▶ **Task description**: Exclude all pictures, then copy each of the records exactly as written.
------
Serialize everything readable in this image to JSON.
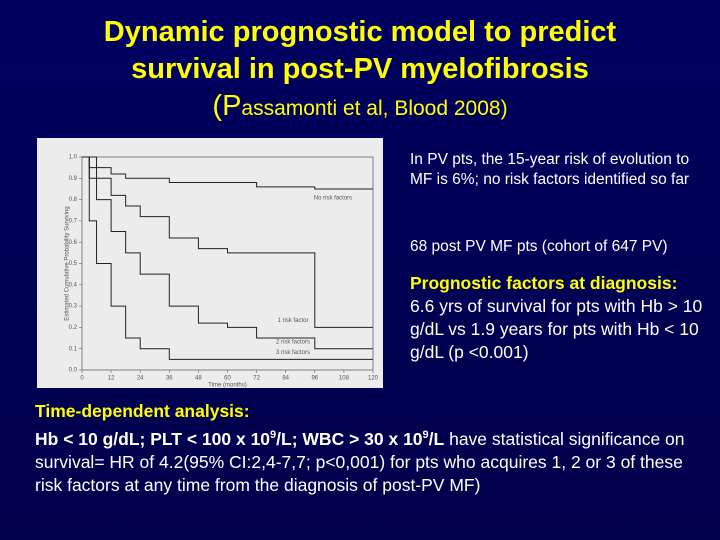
{
  "title": [
    "Dynamic prognostic model to predict",
    "survival in post-PV myelofibrosis"
  ],
  "citation": "(Passamonti et al, Blood 2008)",
  "figure": {
    "type": "line",
    "ylabel": "Estimated Cumulative Probability Surviving",
    "xlabel": "Time (months)",
    "x": [
      0,
      3,
      6,
      12,
      18,
      24,
      36,
      48,
      60,
      72,
      84,
      96,
      108,
      120
    ],
    "xlim": [
      0,
      120
    ],
    "xticks": [
      0,
      12,
      24,
      36,
      48,
      60,
      72,
      84,
      96,
      108,
      120
    ],
    "ylim": [
      0,
      1
    ],
    "yticks": [
      {
        "value": 0,
        "label": "0.0"
      },
      0.1,
      0.2,
      0.3,
      0.4,
      0.5,
      0.6,
      0.7,
      0.8,
      0.9,
      {
        "value": 1,
        "label": "1.0"
      }
    ],
    "series": [
      {
        "name": "No risk factors",
        "color": "#222222",
        "values": [
          1,
          1,
          0.95,
          0.92,
          0.9,
          0.9,
          0.88,
          0.88,
          0.88,
          0.86,
          0.86,
          0.85,
          0.85,
          0.85
        ]
      },
      {
        "name": "1 risk factor",
        "color": "#222222",
        "values": [
          1,
          0.95,
          0.9,
          0.82,
          0.77,
          0.72,
          0.62,
          0.57,
          0.55,
          0.55,
          0.55,
          0.2,
          0.2,
          0.2
        ]
      },
      {
        "name": "2 risk factors",
        "color": "#222222",
        "values": [
          1,
          0.9,
          0.8,
          0.65,
          0.55,
          0.45,
          0.3,
          0.22,
          0.2,
          0.15,
          0.15,
          0.1,
          0.1,
          0.1
        ]
      },
      {
        "name": "3 risk factors",
        "color": "#222222",
        "values": [
          1,
          0.7,
          0.5,
          0.3,
          0.15,
          0.1,
          0.05,
          0.05,
          0.05,
          0.05,
          0.05,
          0.05,
          0.05,
          0.05
        ]
      }
    ]
  },
  "notes": [
    "In PV pts, the 15-year risk of evolution to MF is 6%; no risk factors identified so far",
    "68 post PV MF pts (cohort of 647 PV)"
  ],
  "prognostic": {
    "heading": "Prognostic factors at diagnosis:",
    "text": "6.6 yrs of survival for pts with Hb > 10 g/dL vs 1.9 years for pts with Hb < 10 g/dL (p <0.001)"
  },
  "analysis": {
    "heading": "Time-dependent analysis:",
    "runs": [
      {
        "text": "Hb < 10 g/dL; PLT < 100 x 10",
        "bold": true
      },
      {
        "text": "9",
        "bold": true,
        "sup": true
      },
      {
        "text": "/L; WBC > 30 x 10",
        "bold": true
      },
      {
        "text": "9",
        "bold": true,
        "sup": true
      },
      {
        "text": "/L",
        "bold": true
      },
      {
        "text": " have statistical significance on survival= HR of 4.2(95% CI:2,4-7,7; p<0,001) for pts who acquires 1, 2 or 3 of these risk factors at any time from the diagnosis of post-PV MF)"
      }
    ]
  }
}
------
▶ **Result of this exercise**:
Serialize everything readable in this image to JSON.
{
  "title": [
    "Dynamic prognostic model to predict",
    "survival in post-PV myelofibrosis"
  ],
  "citation": "(Passamonti et al, Blood 2008)",
  "figure": {
    "type": "line",
    "ylabel": "Estimated Cumulative Probability Surviving",
    "xlabel": "Time (months)",
    "x": [
      0,
      3,
      6,
      12,
      18,
      24,
      36,
      48,
      60,
      72,
      84,
      96,
      108,
      120
    ],
    "xlim": [
      0,
      120
    ],
    "xticks": [
      0,
      12,
      24,
      36,
      48,
      60,
      72,
      84,
      96,
      108,
      120
    ],
    "ylim": [
      0,
      1
    ],
    "yticks": [
      {
        "value": 0,
        "label": "0.0"
      },
      0.1,
      0.2,
      0.3,
      0.4,
      0.5,
      0.6,
      0.7,
      0.8,
      0.9,
      {
        "value": 1,
        "label": "1.0"
      }
    ],
    "series": [
      {
        "name": "No risk factors",
        "color": "#222222",
        "values": [
          1,
          1,
          0.95,
          0.92,
          0.9,
          0.9,
          0.88,
          0.88,
          0.88,
          0.86,
          0.86,
          0.85,
          0.85,
          0.85
        ]
      },
      {
        "name": "1 risk factor",
        "color": "#222222",
        "values": [
          1,
          0.95,
          0.9,
          0.82,
          0.77,
          0.72,
          0.62,
          0.57,
          0.55,
          0.55,
          0.55,
          0.2,
          0.2,
          0.2
        ]
      },
      {
        "name": "2 risk factors",
        "color": "#222222",
        "values": [
          1,
          0.9,
          0.8,
          0.65,
          0.55,
          0.45,
          0.3,
          0.22,
          0.2,
          0.15,
          0.15,
          0.1,
          0.1,
          0.1
        ]
      },
      {
        "name": "3 risk factors",
        "color": "#222222",
        "values": [
          1,
          0.7,
          0.5,
          0.3,
          0.15,
          0.1,
          0.05,
          0.05,
          0.05,
          0.05,
          0.05,
          0.05,
          0.05,
          0.05
        ]
      }
    ]
  },
  "notes": [
    "In PV pts, the 15-year risk of evolution to MF is 6%; no risk factors identified so far",
    "68 post PV MF pts (cohort of 647 PV)"
  ],
  "prognostic": {
    "heading": "Prognostic factors at diagnosis:",
    "text": "6.6 yrs of survival for pts with Hb > 10 g/dL vs 1.9 years for pts with Hb < 10 g/dL (p <0.001)"
  },
  "analysis": {
    "heading": "Time-dependent analysis:",
    "runs": [
      {
        "text": "Hb < 10 g/dL; PLT < 100 x 10",
        "bold": true
      },
      {
        "text": "9",
        "bold": true,
        "sup": true
      },
      {
        "text": "/L; WBC > 30 x 10",
        "bold": true
      },
      {
        "text": "9",
        "bold": true,
        "sup": true
      },
      {
        "text": "/L",
        "bold": true
      },
      {
        "text": " have statistical significance on survival= HR of 4.2(95% CI:2,4-7,7; p<0,001) for pts who acquires 1, 2 or 3 of these risk factors at any time from the diagnosis of post-PV MF)"
      }
    ]
  }
}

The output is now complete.